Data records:
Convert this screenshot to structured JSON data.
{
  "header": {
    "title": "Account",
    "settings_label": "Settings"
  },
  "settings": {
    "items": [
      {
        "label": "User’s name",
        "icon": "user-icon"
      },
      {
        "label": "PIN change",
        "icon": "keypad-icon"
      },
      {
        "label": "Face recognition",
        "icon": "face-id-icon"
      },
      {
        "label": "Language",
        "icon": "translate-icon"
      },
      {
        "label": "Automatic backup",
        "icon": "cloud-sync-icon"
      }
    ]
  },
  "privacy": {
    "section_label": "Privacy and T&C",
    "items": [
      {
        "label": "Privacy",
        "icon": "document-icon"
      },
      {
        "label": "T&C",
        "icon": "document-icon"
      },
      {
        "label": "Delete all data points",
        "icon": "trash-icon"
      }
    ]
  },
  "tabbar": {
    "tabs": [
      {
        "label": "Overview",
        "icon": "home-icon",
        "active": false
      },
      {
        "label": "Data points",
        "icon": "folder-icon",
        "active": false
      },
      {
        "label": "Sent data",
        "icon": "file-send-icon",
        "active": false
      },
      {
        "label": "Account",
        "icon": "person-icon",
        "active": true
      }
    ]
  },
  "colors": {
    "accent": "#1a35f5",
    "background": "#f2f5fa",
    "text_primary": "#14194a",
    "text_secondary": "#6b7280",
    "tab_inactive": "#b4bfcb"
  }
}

# Given problem:
Reproduce the full listing word for word.

# Expected answer:
Convert this screenshot to structured JSON data.
{
  "header": {
    "title": "Account",
    "settings_label": "Settings"
  },
  "settings": {
    "items": [
      {
        "label": "User’s name",
        "icon": "user-icon"
      },
      {
        "label": "PIN change",
        "icon": "keypad-icon"
      },
      {
        "label": "Face recognition",
        "icon": "face-id-icon"
      },
      {
        "label": "Language",
        "icon": "translate-icon"
      },
      {
        "label": "Automatic backup",
        "icon": "cloud-sync-icon"
      }
    ]
  },
  "privacy": {
    "section_label": "Privacy and T&C",
    "items": [
      {
        "label": "Privacy",
        "icon": "document-icon"
      },
      {
        "label": "T&C",
        "icon": "document-icon"
      },
      {
        "label": "Delete all data points",
        "icon": "trash-icon"
      }
    ]
  },
  "tabbar": {
    "tabs": [
      {
        "label": "Overview",
        "icon": "home-icon",
        "active": false
      },
      {
        "label": "Data points",
        "icon": "folder-icon",
        "active": false
      },
      {
        "label": "Sent data",
        "icon": "file-send-icon",
        "active": false
      },
      {
        "label": "Account",
        "icon": "person-icon",
        "active": true
      }
    ]
  },
  "colors": {
    "accent": "#1a35f5",
    "background": "#f2f5fa",
    "text_primary": "#14194a",
    "text_secondary": "#6b7280",
    "tab_inactive": "#b4bfcb"
  }
}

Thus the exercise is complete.